Reproduce all of the data word for word.

- - -

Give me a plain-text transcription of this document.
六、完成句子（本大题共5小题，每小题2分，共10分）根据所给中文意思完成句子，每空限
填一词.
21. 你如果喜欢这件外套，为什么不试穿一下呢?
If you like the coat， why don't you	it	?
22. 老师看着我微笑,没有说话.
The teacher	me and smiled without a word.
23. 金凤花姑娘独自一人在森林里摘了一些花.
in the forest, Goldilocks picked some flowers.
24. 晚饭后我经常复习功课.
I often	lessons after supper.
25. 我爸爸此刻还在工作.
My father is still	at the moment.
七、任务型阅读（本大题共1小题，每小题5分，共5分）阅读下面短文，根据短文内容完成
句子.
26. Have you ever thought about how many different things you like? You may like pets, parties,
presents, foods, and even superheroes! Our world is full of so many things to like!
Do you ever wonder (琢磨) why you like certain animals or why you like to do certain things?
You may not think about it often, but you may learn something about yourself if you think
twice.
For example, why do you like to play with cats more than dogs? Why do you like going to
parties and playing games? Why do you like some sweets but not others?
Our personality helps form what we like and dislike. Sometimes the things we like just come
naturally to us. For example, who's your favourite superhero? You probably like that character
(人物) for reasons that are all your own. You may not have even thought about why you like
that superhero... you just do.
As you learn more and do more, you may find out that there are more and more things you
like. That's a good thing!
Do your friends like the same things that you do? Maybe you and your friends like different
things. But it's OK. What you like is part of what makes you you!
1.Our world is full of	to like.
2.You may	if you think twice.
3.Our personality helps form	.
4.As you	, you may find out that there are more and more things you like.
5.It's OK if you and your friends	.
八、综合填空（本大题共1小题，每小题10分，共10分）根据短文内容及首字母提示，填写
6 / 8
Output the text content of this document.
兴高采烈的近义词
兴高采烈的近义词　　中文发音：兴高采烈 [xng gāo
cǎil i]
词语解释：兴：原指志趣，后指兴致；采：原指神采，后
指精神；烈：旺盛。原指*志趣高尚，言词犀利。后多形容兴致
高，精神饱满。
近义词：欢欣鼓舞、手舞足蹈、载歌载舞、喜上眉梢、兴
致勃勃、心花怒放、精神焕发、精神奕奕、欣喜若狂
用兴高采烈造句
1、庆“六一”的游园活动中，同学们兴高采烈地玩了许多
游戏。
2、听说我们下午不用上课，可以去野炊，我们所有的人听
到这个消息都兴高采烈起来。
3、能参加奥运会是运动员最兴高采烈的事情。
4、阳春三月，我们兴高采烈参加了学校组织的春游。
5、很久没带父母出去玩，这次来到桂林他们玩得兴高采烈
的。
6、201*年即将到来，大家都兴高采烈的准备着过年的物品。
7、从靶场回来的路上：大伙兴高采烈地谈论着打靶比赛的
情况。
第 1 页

- - -

> [Solution]:
Give me a plain-text transcription of this document.
六、完成句子（本大题共5小题，每小题2分，共10分）根据所给中文意思完成句子，每空限
填一词.
21. 你如果喜欢这件外套，为什么不试穿一下呢?
If you like the coat， why don't you	it	?
22. 老师看着我微笑,没有说话.
The teacher	me and smiled without a word.
23. 金凤花姑娘独自一人在森林里摘了一些花.
in the forest, Goldilocks picked some flowers.
24. 晚饭后我经常复习功课.
I often	lessons after supper.
25. 我爸爸此刻还在工作.
My father is still	at the moment.
七、任务型阅读（本大题共1小题，每小题5分，共5分）阅读下面短文，根据短文内容完成
句子.
26. Have you ever thought about how many different things you like? You may like pets, parties,
presents, foods, and even superheroes! Our world is full of so many things to like!
Do you ever wonder (琢磨) why you like certain animals or why you like to do certain things?
You may not think about it often, but you may learn something about yourself if you think
twice.
For example, why do you like to play with cats more than dogs? Why do you like going to
parties and playing games? Why do you like some sweets but not others?
Our personality helps form what we like and dislike. Sometimes the things we like just come
naturally to us. For example, who's your favourite superhero? You probably like that character
(人物) for reasons that are all your own. You may not have even thought about why you like
that superhero... you just do.
As you learn more and do more, you may find out that there are more and more things you
like. That's a good thing!
Do your friends like the same things that you do? Maybe you and your friends like different
things. But it's OK. What you like is part of what makes you you!
1.Our world is full of	to like.
2.You may	if you think twice.
3.Our personality helps form	.
4.As you	, you may find out that there are more and more things you like.
5.It's OK if you and your friends	.
八、综合填空（本大题共1小题，每小题10分，共10分）根据短文内容及首字母提示，填写
6 / 8
Output the text content of this document.
兴高采烈的近义词
兴高采烈的近义词　　中文发音：兴高采烈 [xng gāo
cǎil i]
词语解释：兴：原指志趣，后指兴致；采：原指神采，后
指精神；烈：旺盛。原指*志趣高尚，言词犀利。后多形容兴致
高，精神饱满。
近义词：欢欣鼓舞、手舞足蹈、载歌载舞、喜上眉梢、兴
致勃勃、心花怒放、精神焕发、精神奕奕、欣喜若狂
用兴高采烈造句
1、庆“六一”的游园活动中，同学们兴高采烈地玩了许多
游戏。
2、听说我们下午不用上课，可以去野炊，我们所有的人听
到这个消息都兴高采烈起来。
3、能参加奥运会是运动员最兴高采烈的事情。
4、阳春三月，我们兴高采烈参加了学校组织的春游。
5、很久没带父母出去玩，这次来到桂林他们玩得兴高采烈
的。
6、201*年即将到来，大家都兴高采烈的准备着过年的物品。
7、从靶场回来的路上：大伙兴高采烈地谈论着打靶比赛的
情况。
第 1 页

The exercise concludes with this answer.